-- ENTRIES SUPPLIED --
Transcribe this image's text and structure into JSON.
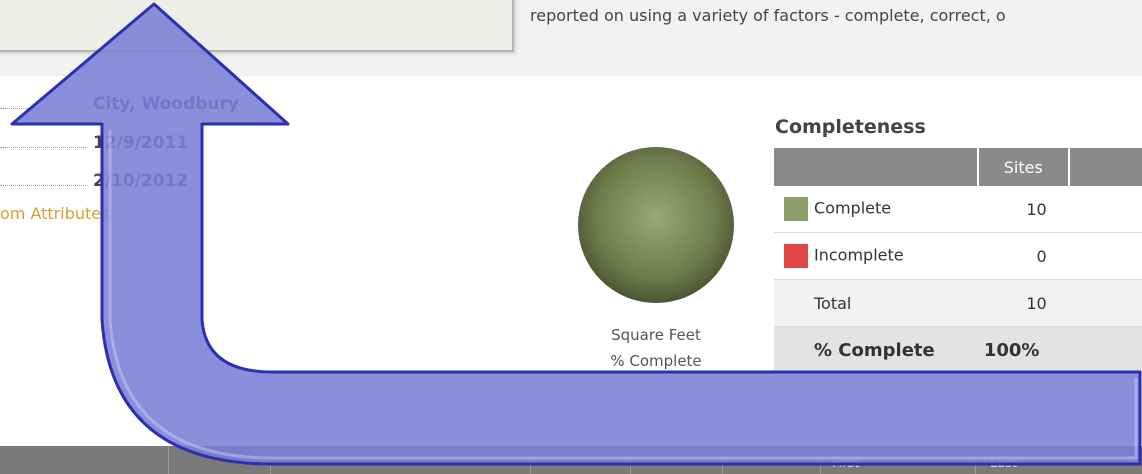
{
  "header": {
    "description_text": "reported on using a variety of factors - complete, correct, o"
  },
  "details": {
    "org_value": "City, Woodbury",
    "date1_value": "12/9/2011",
    "date2_value": "2/10/2012",
    "custom_attributes_link": "om Attributes"
  },
  "pie": {
    "caption_line1": "Square Feet",
    "caption_line2": "% Complete",
    "color": "#7f8c5a"
  },
  "completeness": {
    "title": "Completeness",
    "col_sites": "Sites",
    "rows": [
      {
        "label": "Complete",
        "sites": "10",
        "color": "#8e9f6a"
      },
      {
        "label": "Incomplete",
        "sites": "0",
        "color": "#e04848"
      },
      {
        "label": "Total",
        "sites": "10"
      }
    ],
    "pct_label": "% Complete",
    "pct_value": "100%"
  },
  "bottom_bar": {
    "col_first": "First",
    "col_last": "Last"
  },
  "colors": {
    "arrow_fill": "#7b7fd6",
    "arrow_stroke": "#2c2fb0",
    "header_gray": "#8a8a8a"
  },
  "chart_data": {
    "type": "pie",
    "title": "",
    "categories": [
      "Complete",
      "Incomplete"
    ],
    "values": [
      10,
      0
    ]
  }
}
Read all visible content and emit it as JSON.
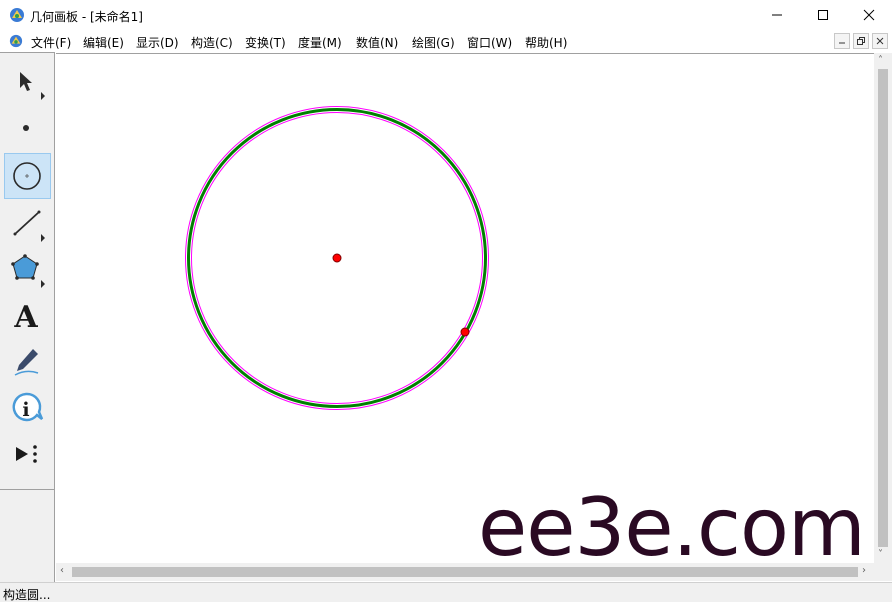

-- WHAT YOU ARE ASKED TO DO --
Gather each line of the listing that holds the string "JSON".

-- FULL SOLUTION --
Transcribe this image's text and structure into JSON.
Read all visible content and emit it as JSON.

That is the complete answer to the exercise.